* Stated goal *
Each entry that follows must be output without any deviation.

* Entries shown *
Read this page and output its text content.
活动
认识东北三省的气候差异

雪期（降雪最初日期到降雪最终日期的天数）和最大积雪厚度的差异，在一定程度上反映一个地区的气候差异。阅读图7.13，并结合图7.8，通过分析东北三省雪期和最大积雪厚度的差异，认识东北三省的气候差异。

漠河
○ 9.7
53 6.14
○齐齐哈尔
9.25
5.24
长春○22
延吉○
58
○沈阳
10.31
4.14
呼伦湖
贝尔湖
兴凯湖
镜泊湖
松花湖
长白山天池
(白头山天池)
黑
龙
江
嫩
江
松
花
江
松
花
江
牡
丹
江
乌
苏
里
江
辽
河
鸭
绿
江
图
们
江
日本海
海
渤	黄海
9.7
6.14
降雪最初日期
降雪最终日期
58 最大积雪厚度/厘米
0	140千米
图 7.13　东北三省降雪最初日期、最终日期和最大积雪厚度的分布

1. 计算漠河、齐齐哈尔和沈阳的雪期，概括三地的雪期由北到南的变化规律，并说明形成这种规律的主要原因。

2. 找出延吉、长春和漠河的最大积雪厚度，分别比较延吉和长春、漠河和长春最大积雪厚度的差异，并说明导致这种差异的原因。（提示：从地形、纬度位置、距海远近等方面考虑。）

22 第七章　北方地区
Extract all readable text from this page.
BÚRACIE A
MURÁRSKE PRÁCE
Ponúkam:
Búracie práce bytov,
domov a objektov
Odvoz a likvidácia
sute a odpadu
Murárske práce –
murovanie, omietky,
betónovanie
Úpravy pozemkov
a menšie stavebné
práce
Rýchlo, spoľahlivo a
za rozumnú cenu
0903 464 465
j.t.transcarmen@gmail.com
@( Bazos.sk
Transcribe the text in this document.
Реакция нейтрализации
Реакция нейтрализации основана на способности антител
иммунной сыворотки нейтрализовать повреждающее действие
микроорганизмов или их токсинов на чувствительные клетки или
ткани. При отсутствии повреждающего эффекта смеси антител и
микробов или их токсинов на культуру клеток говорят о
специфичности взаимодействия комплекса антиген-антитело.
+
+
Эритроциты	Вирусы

* Complete output *
Read this page and output its text content.
活动
认识东北三省的气候差异

雪期（降雪最初日期到降雪最终日期的天数）和最大积雪厚度的差异，在一定程度上反映一个地区的气候差异。阅读图7.13，并结合图7.8，通过分析东北三省雪期和最大积雪厚度的差异，认识东北三省的气候差异。

漠河
○ 9.7
53 6.14
○齐齐哈尔
9.25
5.24
长春○22
延吉○
58
○沈阳
10.31
4.14
呼伦湖
贝尔湖
兴凯湖
镜泊湖
松花湖
长白山天池
(白头山天池)
黑
龙
江
嫩
江
松
花
江
松
花
江
牡
丹
江
乌
苏
里
江
辽
河
鸭
绿
江
图
们
江
日本海
海
渤	黄海
9.7
6.14
降雪最初日期
降雪最终日期
58 最大积雪厚度/厘米
0	140千米
图 7.13　东北三省降雪最初日期、最终日期和最大积雪厚度的分布

1. 计算漠河、齐齐哈尔和沈阳的雪期，概括三地的雪期由北到南的变化规律，并说明形成这种规律的主要原因。

2. 找出延吉、长春和漠河的最大积雪厚度，分别比较延吉和长春、漠河和长春最大积雪厚度的差异，并说明导致这种差异的原因。（提示：从地形、纬度位置、距海远近等方面考虑。）

22 第七章　北方地区
Extract all readable text from this page.
BÚRACIE A
MURÁRSKE PRÁCE
Ponúkam:
Búracie práce bytov,
domov a objektov
Odvoz a likvidácia
sute a odpadu
Murárske práce –
murovanie, omietky,
betónovanie
Úpravy pozemkov
a menšie stavebné
práce
Rýchlo, spoľahlivo a
za rozumnú cenu
0903 464 465
j.t.transcarmen@gmail.com
@( Bazos.sk
Transcribe the text in this document.
Реакция нейтрализации
Реакция нейтрализации основана на способности антител
иммунной сыворотки нейтрализовать повреждающее действие
микроорганизмов или их токсинов на чувствительные клетки или
ткани. При отсутствии повреждающего эффекта смеси антител и
микробов или их токсинов на культуру клеток говорят о
специфичности взаимодействия комплекса антиген-антитело.
+
+
Эритроциты	Вирусы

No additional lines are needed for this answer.